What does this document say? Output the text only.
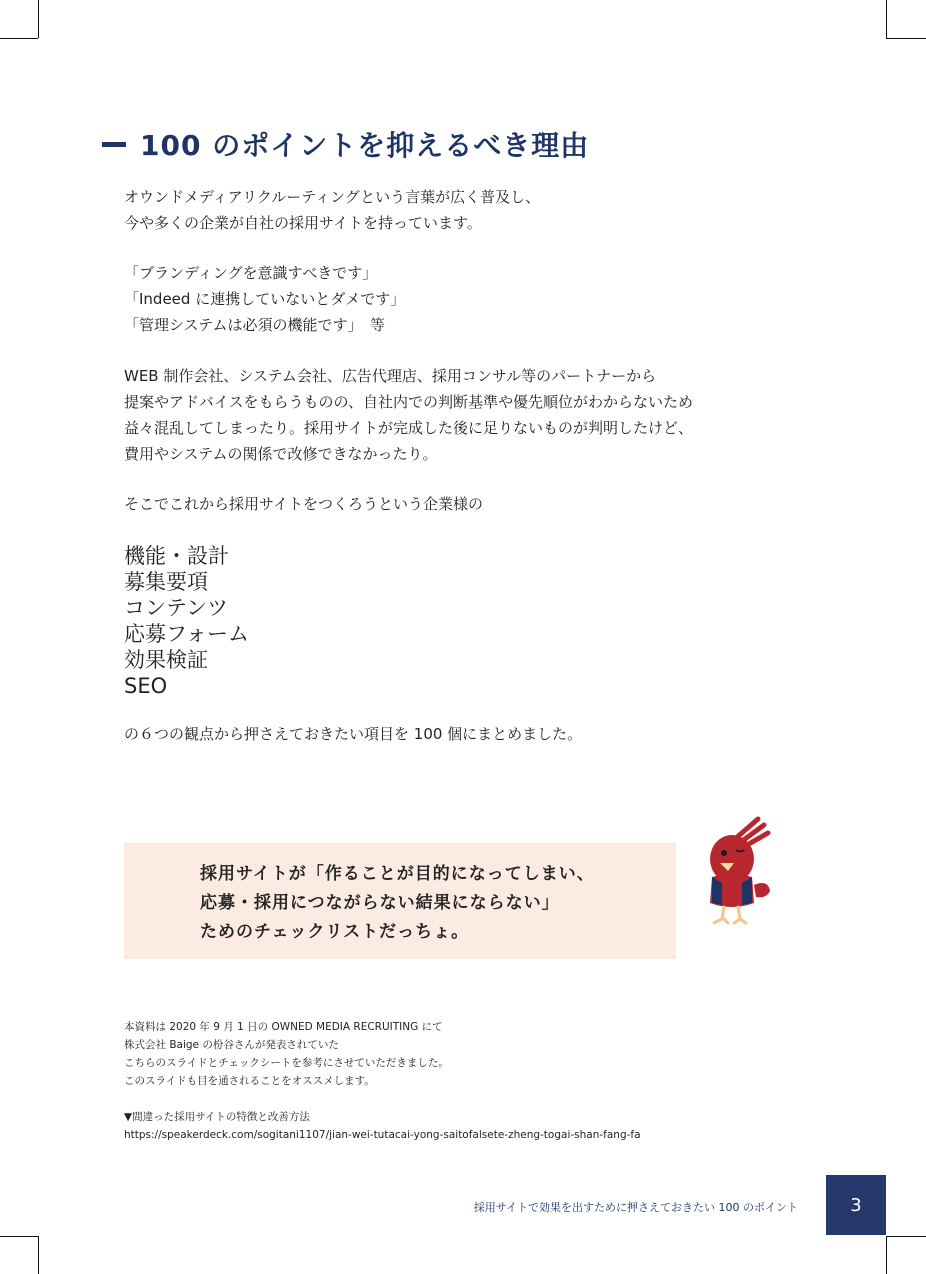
100 のポイントを抑えるべき理由
オウンドメディアリクルーティングという言葉が広く普及し、
今や多くの企業が自社の採用サイトを持っています。
「ブランディングを意識すべきです」
「Indeed に連携していないとダメです」
「管理システムは必須の機能です」　等
WEB 制作会社、システム会社、広告代理店、採用コンサル等のパートナーから
提案やアドバイスをもらうものの、自社内での判断基準や優先順位がわからないため
益々混乱してしまったり。採用サイトが完成した後に足りないものが判明したけど、
費用やシステムの関係で改修できなかったり。
そこでこれから採用サイトをつくろうという企業様の
機能・設計
募集要項
コンテンツ
応募フォーム
効果検証
SEO
の６つの観点から押さえておきたい項目を 100 個にまとめました。
採用サイトが「作ることが目的になってしまい、
応募・採用につながらない結果にならない」
ためのチェックリストだっちょ。
本資料は 2020 年 9 月 1 日の OWNED MEDIA RECRUITING にて
株式会社 Baige の枌谷さんが発表されていた
こちらのスライドとチェックシートを参考にさせていただきました。
このスライドも目を通されることをオススメします。
▼間違った採用サイトの特徴と改善方法
https://speakerdeck.com/sogitani1107/jian-wei-tutacai-yong-saitofalsete-zheng-togai-shan-fang-fa
採用サイトで効果を出すために押さえておきたい 100 のポイント	3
* * *
**TASK DIRECTIONS**
Exactly reproduce each record, leaving out any pictures.

**EXPECTED ANSWER**
What does this document say? Output the text only.
100 のポイントを抑えるべき理由
オウンドメディアリクルーティングという言葉が広く普及し、
今や多くの企業が自社の採用サイトを持っています。
「ブランディングを意識すべきです」
「Indeed に連携していないとダメです」
「管理システムは必須の機能です」　等
WEB 制作会社、システム会社、広告代理店、採用コンサル等のパートナーから
提案やアドバイスをもらうものの、自社内での判断基準や優先順位がわからないため
益々混乱してしまったり。採用サイトが完成した後に足りないものが判明したけど、
費用やシステムの関係で改修できなかったり。
そこでこれから採用サイトをつくろうという企業様の
機能・設計
募集要項
コンテンツ
応募フォーム
効果検証
SEO
の６つの観点から押さえておきたい項目を 100 個にまとめました。
採用サイトが「作ることが目的になってしまい、
応募・採用につながらない結果にならない」
ためのチェックリストだっちょ。
本資料は 2020 年 9 月 1 日の OWNED MEDIA RECRUITING にて
株式会社 Baige の枌谷さんが発表されていた
こちらのスライドとチェックシートを参考にさせていただきました。
このスライドも目を通されることをオススメします。
▼間違った採用サイトの特徴と改善方法
https://speakerdeck.com/sogitani1107/jian-wei-tutacai-yong-saitofalsete-zheng-togai-shan-fang-fa
採用サイトで効果を出すために押さえておきたい 100 のポイント	3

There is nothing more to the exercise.